AIM: Every line of the records must be repeated exactly; pictures stay out.
DATASET CONTENT start
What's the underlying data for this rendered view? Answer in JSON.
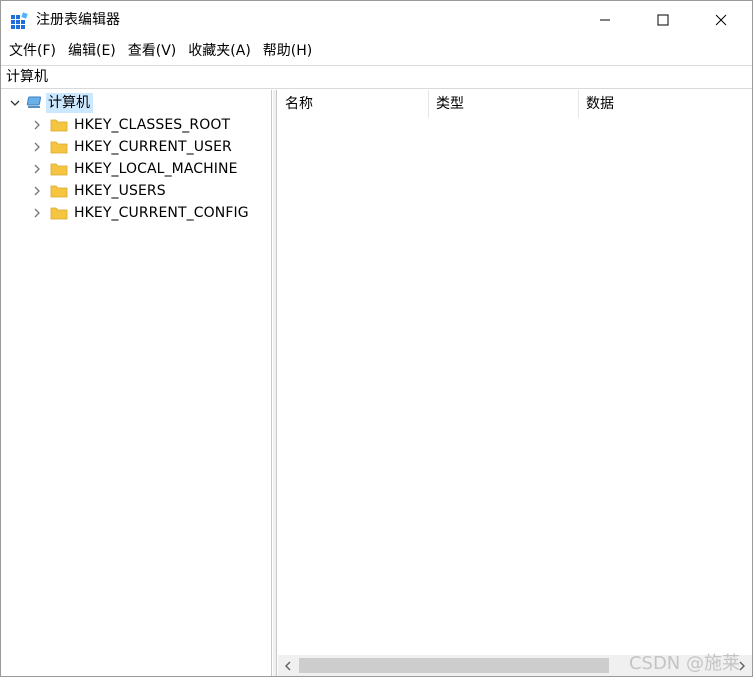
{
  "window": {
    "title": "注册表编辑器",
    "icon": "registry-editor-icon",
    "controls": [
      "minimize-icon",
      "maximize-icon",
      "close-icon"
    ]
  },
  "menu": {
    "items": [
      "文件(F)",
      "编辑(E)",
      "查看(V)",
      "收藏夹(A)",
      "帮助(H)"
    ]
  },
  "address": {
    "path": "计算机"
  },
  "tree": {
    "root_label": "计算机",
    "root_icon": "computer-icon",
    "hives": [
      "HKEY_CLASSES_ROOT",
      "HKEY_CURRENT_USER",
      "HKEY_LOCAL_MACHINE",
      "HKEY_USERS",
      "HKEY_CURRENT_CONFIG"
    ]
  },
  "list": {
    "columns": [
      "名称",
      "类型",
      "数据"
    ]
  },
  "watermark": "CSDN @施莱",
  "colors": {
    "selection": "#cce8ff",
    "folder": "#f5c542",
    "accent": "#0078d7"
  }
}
DATASET CONTENT end
SOLUTION TO THIS EXERCISE:
What's the underlying data for this rendered view? Answer in JSON.
{
  "window": {
    "title": "注册表编辑器",
    "icon": "registry-editor-icon",
    "controls": [
      "minimize-icon",
      "maximize-icon",
      "close-icon"
    ]
  },
  "menu": {
    "items": [
      "文件(F)",
      "编辑(E)",
      "查看(V)",
      "收藏夹(A)",
      "帮助(H)"
    ]
  },
  "address": {
    "path": "计算机"
  },
  "tree": {
    "root_label": "计算机",
    "root_icon": "computer-icon",
    "hives": [
      "HKEY_CLASSES_ROOT",
      "HKEY_CURRENT_USER",
      "HKEY_LOCAL_MACHINE",
      "HKEY_USERS",
      "HKEY_CURRENT_CONFIG"
    ]
  },
  "list": {
    "columns": [
      "名称",
      "类型",
      "数据"
    ]
  },
  "watermark": "CSDN @施莱",
  "colors": {
    "selection": "#cce8ff",
    "folder": "#f5c542",
    "accent": "#0078d7"
  }
}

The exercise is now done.